Figure contents as structured data
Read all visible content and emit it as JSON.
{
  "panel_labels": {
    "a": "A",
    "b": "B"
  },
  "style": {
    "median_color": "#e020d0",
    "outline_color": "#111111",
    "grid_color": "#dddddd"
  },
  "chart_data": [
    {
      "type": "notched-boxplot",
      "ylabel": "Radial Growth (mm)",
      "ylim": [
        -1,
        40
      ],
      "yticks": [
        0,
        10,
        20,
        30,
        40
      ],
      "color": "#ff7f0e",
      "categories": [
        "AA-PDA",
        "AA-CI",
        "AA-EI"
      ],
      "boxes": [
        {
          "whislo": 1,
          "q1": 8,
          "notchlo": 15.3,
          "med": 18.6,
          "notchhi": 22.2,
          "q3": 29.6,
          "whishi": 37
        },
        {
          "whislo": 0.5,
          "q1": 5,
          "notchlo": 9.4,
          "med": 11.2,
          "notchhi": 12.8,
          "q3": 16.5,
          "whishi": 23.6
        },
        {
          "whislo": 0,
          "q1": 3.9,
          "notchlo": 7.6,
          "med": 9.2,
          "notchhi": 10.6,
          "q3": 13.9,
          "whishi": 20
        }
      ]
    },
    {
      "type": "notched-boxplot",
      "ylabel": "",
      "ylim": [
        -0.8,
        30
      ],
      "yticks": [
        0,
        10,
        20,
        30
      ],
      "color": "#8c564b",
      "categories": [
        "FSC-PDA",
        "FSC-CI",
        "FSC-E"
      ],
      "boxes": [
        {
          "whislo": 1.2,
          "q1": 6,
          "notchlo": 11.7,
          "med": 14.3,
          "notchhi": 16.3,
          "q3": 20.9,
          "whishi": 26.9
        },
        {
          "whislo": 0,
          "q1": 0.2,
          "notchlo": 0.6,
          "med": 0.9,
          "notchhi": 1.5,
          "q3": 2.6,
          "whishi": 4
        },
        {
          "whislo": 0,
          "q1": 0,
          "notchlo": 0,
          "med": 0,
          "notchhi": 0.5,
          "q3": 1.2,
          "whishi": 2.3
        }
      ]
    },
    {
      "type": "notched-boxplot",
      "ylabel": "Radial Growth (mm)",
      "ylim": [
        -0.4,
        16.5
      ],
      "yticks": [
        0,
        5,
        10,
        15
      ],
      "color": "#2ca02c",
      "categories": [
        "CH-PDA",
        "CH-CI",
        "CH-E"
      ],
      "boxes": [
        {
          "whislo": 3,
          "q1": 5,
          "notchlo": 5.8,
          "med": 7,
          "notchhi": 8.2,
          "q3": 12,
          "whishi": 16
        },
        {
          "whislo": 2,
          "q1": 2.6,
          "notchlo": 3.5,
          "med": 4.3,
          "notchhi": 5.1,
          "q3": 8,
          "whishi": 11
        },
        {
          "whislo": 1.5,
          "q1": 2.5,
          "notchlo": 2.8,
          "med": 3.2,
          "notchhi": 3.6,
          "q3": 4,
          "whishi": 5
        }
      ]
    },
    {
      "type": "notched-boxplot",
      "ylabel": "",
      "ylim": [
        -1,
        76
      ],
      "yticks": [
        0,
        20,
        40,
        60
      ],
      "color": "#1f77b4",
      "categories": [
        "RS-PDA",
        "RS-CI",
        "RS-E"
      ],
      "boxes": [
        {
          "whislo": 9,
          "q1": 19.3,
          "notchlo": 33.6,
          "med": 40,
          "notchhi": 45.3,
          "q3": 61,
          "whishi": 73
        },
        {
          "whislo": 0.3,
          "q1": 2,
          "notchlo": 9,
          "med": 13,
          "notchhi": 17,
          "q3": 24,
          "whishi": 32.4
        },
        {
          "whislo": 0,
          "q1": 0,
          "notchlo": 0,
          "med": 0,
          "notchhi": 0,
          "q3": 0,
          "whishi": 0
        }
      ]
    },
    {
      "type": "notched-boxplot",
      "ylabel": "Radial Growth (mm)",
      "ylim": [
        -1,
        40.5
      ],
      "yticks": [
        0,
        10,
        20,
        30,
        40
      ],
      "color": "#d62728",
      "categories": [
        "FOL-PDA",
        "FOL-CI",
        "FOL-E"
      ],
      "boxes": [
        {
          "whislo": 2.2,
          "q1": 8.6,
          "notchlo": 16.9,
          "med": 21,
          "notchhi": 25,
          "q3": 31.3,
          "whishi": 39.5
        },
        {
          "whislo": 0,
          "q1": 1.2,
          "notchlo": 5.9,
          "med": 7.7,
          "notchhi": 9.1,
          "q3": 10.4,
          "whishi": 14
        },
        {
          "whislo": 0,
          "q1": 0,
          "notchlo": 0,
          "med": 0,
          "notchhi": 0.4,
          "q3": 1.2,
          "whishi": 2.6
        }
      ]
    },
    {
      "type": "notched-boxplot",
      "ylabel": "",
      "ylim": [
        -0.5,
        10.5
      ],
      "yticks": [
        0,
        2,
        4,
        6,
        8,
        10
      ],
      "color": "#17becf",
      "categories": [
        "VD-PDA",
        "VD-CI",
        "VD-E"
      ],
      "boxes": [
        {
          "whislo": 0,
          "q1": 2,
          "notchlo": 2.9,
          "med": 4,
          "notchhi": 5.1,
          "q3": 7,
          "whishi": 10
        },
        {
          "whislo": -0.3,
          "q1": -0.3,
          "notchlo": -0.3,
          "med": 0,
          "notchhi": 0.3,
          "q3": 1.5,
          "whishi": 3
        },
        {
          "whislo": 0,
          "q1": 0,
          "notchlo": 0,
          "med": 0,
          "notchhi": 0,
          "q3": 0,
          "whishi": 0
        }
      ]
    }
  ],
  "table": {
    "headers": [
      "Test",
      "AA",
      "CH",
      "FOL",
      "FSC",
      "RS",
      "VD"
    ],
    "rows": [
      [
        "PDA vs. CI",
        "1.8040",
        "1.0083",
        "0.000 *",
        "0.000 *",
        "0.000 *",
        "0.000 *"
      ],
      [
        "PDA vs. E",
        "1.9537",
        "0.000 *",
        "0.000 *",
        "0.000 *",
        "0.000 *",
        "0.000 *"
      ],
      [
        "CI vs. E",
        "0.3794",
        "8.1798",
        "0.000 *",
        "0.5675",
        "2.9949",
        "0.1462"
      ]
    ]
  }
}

**Do this**
Copy down the whole of the data above, matching it exactly.

**Task output**
Read all visible content and emit it as JSON.
{
  "panel_labels": {
    "a": "A",
    "b": "B"
  },
  "style": {
    "median_color": "#e020d0",
    "outline_color": "#111111",
    "grid_color": "#dddddd"
  },
  "chart_data": [
    {
      "type": "notched-boxplot",
      "ylabel": "Radial Growth (mm)",
      "ylim": [
        -1,
        40
      ],
      "yticks": [
        0,
        10,
        20,
        30,
        40
      ],
      "color": "#ff7f0e",
      "categories": [
        "AA-PDA",
        "AA-CI",
        "AA-EI"
      ],
      "boxes": [
        {
          "whislo": 1,
          "q1": 8,
          "notchlo": 15.3,
          "med": 18.6,
          "notchhi": 22.2,
          "q3": 29.6,
          "whishi": 37
        },
        {
          "whislo": 0.5,
          "q1": 5,
          "notchlo": 9.4,
          "med": 11.2,
          "notchhi": 12.8,
          "q3": 16.5,
          "whishi": 23.6
        },
        {
          "whislo": 0,
          "q1": 3.9,
          "notchlo": 7.6,
          "med": 9.2,
          "notchhi": 10.6,
          "q3": 13.9,
          "whishi": 20
        }
      ]
    },
    {
      "type": "notched-boxplot",
      "ylabel": "",
      "ylim": [
        -0.8,
        30
      ],
      "yticks": [
        0,
        10,
        20,
        30
      ],
      "color": "#8c564b",
      "categories": [
        "FSC-PDA",
        "FSC-CI",
        "FSC-E"
      ],
      "boxes": [
        {
          "whislo": 1.2,
          "q1": 6,
          "notchlo": 11.7,
          "med": 14.3,
          "notchhi": 16.3,
          "q3": 20.9,
          "whishi": 26.9
        },
        {
          "whislo": 0,
          "q1": 0.2,
          "notchlo": 0.6,
          "med": 0.9,
          "notchhi": 1.5,
          "q3": 2.6,
          "whishi": 4
        },
        {
          "whislo": 0,
          "q1": 0,
          "notchlo": 0,
          "med": 0,
          "notchhi": 0.5,
          "q3": 1.2,
          "whishi": 2.3
        }
      ]
    },
    {
      "type": "notched-boxplot",
      "ylabel": "Radial Growth (mm)",
      "ylim": [
        -0.4,
        16.5
      ],
      "yticks": [
        0,
        5,
        10,
        15
      ],
      "color": "#2ca02c",
      "categories": [
        "CH-PDA",
        "CH-CI",
        "CH-E"
      ],
      "boxes": [
        {
          "whislo": 3,
          "q1": 5,
          "notchlo": 5.8,
          "med": 7,
          "notchhi": 8.2,
          "q3": 12,
          "whishi": 16
        },
        {
          "whislo": 2,
          "q1": 2.6,
          "notchlo": 3.5,
          "med": 4.3,
          "notchhi": 5.1,
          "q3": 8,
          "whishi": 11
        },
        {
          "whislo": 1.5,
          "q1": 2.5,
          "notchlo": 2.8,
          "med": 3.2,
          "notchhi": 3.6,
          "q3": 4,
          "whishi": 5
        }
      ]
    },
    {
      "type": "notched-boxplot",
      "ylabel": "",
      "ylim": [
        -1,
        76
      ],
      "yticks": [
        0,
        20,
        40,
        60
      ],
      "color": "#1f77b4",
      "categories": [
        "RS-PDA",
        "RS-CI",
        "RS-E"
      ],
      "boxes": [
        {
          "whislo": 9,
          "q1": 19.3,
          "notchlo": 33.6,
          "med": 40,
          "notchhi": 45.3,
          "q3": 61,
          "whishi": 73
        },
        {
          "whislo": 0.3,
          "q1": 2,
          "notchlo": 9,
          "med": 13,
          "notchhi": 17,
          "q3": 24,
          "whishi": 32.4
        },
        {
          "whislo": 0,
          "q1": 0,
          "notchlo": 0,
          "med": 0,
          "notchhi": 0,
          "q3": 0,
          "whishi": 0
        }
      ]
    },
    {
      "type": "notched-boxplot",
      "ylabel": "Radial Growth (mm)",
      "ylim": [
        -1,
        40.5
      ],
      "yticks": [
        0,
        10,
        20,
        30,
        40
      ],
      "color": "#d62728",
      "categories": [
        "FOL-PDA",
        "FOL-CI",
        "FOL-E"
      ],
      "boxes": [
        {
          "whislo": 2.2,
          "q1": 8.6,
          "notchlo": 16.9,
          "med": 21,
          "notchhi": 25,
          "q3": 31.3,
          "whishi": 39.5
        },
        {
          "whislo": 0,
          "q1": 1.2,
          "notchlo": 5.9,
          "med": 7.7,
          "notchhi": 9.1,
          "q3": 10.4,
          "whishi": 14
        },
        {
          "whislo": 0,
          "q1": 0,
          "notchlo": 0,
          "med": 0,
          "notchhi": 0.4,
          "q3": 1.2,
          "whishi": 2.6
        }
      ]
    },
    {
      "type": "notched-boxplot",
      "ylabel": "",
      "ylim": [
        -0.5,
        10.5
      ],
      "yticks": [
        0,
        2,
        4,
        6,
        8,
        10
      ],
      "color": "#17becf",
      "categories": [
        "VD-PDA",
        "VD-CI",
        "VD-E"
      ],
      "boxes": [
        {
          "whislo": 0,
          "q1": 2,
          "notchlo": 2.9,
          "med": 4,
          "notchhi": 5.1,
          "q3": 7,
          "whishi": 10
        },
        {
          "whislo": -0.3,
          "q1": -0.3,
          "notchlo": -0.3,
          "med": 0,
          "notchhi": 0.3,
          "q3": 1.5,
          "whishi": 3
        },
        {
          "whislo": 0,
          "q1": 0,
          "notchlo": 0,
          "med": 0,
          "notchhi": 0,
          "q3": 0,
          "whishi": 0
        }
      ]
    }
  ],
  "table": {
    "headers": [
      "Test",
      "AA",
      "CH",
      "FOL",
      "FSC",
      "RS",
      "VD"
    ],
    "rows": [
      [
        "PDA vs. CI",
        "1.8040",
        "1.0083",
        "0.000 *",
        "0.000 *",
        "0.000 *",
        "0.000 *"
      ],
      [
        "PDA vs. E",
        "1.9537",
        "0.000 *",
        "0.000 *",
        "0.000 *",
        "0.000 *",
        "0.000 *"
      ],
      [
        "CI vs. E",
        "0.3794",
        "8.1798",
        "0.000 *",
        "0.5675",
        "2.9949",
        "0.1462"
      ]
    ]
  }
}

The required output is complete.